### Task description
Tell how many lines include the string "away". Answer with a single number.

### Raw records

________________

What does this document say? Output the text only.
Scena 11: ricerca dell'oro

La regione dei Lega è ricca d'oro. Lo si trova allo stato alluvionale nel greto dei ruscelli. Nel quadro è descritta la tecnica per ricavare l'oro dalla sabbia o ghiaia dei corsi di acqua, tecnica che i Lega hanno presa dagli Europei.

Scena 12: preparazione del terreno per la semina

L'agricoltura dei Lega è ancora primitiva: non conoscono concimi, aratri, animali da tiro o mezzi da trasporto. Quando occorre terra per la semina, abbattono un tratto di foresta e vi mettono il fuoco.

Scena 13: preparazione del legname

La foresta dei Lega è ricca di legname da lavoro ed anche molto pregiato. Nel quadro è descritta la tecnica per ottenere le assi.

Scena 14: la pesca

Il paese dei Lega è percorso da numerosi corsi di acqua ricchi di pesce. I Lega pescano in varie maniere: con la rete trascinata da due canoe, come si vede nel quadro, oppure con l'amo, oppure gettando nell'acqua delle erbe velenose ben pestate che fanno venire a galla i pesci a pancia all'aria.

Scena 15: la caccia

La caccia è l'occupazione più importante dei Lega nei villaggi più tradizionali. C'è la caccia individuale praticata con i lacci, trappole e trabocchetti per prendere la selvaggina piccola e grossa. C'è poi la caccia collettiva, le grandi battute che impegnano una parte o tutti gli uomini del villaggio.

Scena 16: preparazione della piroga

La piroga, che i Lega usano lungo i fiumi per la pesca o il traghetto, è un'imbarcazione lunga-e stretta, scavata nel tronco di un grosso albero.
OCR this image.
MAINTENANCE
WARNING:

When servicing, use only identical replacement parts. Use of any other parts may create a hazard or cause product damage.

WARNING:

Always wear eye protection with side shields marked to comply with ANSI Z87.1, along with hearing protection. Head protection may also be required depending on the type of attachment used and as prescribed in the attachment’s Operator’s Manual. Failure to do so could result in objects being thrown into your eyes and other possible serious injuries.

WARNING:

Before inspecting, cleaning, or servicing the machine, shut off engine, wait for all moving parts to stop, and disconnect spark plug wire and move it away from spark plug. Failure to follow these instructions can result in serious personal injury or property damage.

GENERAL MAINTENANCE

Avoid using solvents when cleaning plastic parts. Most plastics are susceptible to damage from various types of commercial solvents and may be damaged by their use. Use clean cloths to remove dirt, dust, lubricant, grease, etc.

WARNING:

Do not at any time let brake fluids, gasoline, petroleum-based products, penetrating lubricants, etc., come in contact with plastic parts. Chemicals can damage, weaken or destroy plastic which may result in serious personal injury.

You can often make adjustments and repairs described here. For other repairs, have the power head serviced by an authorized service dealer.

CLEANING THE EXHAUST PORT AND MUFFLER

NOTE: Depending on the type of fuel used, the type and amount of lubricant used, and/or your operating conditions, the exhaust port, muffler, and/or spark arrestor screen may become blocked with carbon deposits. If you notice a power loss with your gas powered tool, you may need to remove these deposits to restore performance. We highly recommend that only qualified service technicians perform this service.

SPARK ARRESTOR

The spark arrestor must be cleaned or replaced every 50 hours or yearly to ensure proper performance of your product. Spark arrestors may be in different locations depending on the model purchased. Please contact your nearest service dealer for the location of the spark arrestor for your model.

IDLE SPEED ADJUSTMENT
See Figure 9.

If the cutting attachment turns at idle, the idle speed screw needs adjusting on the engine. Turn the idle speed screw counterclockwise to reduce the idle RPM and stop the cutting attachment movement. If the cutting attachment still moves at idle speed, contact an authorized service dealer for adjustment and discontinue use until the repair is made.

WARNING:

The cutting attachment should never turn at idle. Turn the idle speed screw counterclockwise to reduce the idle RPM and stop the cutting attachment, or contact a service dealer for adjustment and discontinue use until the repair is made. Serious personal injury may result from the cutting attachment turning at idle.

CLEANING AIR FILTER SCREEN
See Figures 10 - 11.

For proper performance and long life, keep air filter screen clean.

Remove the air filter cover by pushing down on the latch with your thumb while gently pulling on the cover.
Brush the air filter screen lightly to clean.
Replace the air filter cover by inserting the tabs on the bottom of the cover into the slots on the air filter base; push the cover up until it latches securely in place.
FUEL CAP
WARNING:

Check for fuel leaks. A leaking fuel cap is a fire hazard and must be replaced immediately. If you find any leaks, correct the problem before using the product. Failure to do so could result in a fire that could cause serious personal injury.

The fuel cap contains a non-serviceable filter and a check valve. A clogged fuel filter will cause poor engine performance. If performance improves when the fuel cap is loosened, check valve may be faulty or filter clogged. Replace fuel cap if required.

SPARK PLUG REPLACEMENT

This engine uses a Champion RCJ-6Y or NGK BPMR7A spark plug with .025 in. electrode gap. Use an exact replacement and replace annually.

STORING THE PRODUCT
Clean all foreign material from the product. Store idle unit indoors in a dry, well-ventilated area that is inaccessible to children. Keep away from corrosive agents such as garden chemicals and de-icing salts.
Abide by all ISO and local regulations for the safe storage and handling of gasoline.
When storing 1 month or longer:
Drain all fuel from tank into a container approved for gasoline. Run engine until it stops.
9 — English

________________

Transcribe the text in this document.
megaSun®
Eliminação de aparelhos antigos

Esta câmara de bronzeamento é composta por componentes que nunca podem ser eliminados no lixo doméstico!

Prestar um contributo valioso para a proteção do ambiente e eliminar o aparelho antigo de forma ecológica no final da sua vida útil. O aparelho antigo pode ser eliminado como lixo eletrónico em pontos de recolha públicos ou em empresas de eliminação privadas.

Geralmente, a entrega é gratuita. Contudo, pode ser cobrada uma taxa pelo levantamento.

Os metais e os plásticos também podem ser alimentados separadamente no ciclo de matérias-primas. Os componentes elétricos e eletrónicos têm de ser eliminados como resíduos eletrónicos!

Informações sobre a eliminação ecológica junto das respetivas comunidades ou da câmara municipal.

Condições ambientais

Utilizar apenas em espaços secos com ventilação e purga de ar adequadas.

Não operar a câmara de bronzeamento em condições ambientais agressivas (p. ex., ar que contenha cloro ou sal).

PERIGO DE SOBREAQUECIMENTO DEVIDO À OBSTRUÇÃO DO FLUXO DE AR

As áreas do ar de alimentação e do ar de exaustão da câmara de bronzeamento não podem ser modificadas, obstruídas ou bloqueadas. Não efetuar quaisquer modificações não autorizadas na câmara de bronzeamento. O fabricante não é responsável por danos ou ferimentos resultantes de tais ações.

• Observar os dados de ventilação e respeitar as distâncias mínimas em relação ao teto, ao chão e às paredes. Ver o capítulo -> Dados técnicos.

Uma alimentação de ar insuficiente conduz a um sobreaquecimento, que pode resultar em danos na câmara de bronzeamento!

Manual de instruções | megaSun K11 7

________________

### Finished task
2